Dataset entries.
-=-=-=-=-
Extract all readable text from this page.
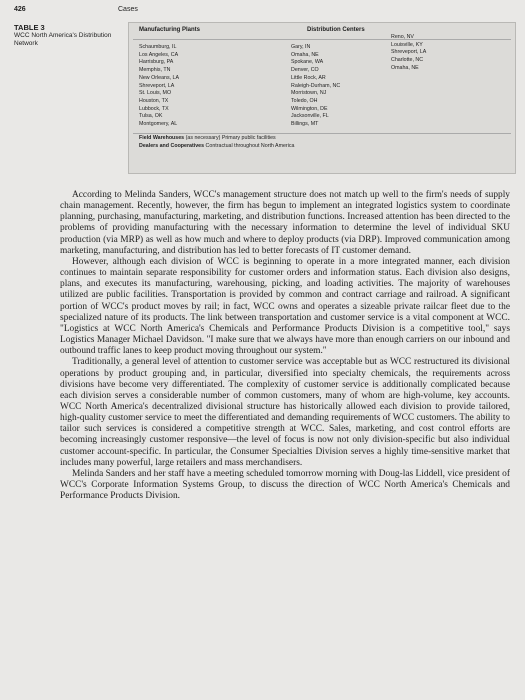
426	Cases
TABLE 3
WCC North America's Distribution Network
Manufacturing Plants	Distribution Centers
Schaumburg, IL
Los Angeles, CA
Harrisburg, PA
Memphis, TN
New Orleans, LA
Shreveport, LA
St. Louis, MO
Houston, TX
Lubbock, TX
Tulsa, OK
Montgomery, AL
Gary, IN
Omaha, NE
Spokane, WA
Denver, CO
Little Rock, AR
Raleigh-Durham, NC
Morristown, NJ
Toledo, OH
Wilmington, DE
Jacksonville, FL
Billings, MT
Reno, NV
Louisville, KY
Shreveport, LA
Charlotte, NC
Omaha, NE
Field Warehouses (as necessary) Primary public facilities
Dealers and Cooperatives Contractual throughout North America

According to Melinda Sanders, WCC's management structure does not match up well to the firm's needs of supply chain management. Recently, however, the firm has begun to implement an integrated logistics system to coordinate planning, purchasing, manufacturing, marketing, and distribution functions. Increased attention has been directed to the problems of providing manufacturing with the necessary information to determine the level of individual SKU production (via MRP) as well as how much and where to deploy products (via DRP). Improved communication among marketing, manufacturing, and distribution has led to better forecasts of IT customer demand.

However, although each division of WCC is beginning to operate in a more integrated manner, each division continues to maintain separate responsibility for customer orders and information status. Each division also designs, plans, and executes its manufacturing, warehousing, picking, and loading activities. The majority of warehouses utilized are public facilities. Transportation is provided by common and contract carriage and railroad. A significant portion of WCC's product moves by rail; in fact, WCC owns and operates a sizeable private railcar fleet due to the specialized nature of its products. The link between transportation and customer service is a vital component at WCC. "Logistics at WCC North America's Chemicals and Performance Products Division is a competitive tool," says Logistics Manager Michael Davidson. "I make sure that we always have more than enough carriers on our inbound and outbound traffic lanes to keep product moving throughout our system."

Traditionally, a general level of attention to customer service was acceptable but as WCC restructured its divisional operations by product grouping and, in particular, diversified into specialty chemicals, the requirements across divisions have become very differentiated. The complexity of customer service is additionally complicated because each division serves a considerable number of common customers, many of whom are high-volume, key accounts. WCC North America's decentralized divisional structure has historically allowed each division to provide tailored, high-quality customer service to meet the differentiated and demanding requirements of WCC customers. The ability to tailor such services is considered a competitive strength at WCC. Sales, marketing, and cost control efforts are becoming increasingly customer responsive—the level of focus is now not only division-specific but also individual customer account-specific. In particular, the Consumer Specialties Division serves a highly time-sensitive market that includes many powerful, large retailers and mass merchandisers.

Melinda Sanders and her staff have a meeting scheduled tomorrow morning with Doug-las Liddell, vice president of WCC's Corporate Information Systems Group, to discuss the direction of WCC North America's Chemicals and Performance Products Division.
-=-=-=-=-
What this task involves. Work through the listing above and report how many lines include the string "Performance", with no other text.

Answer to the problem. 2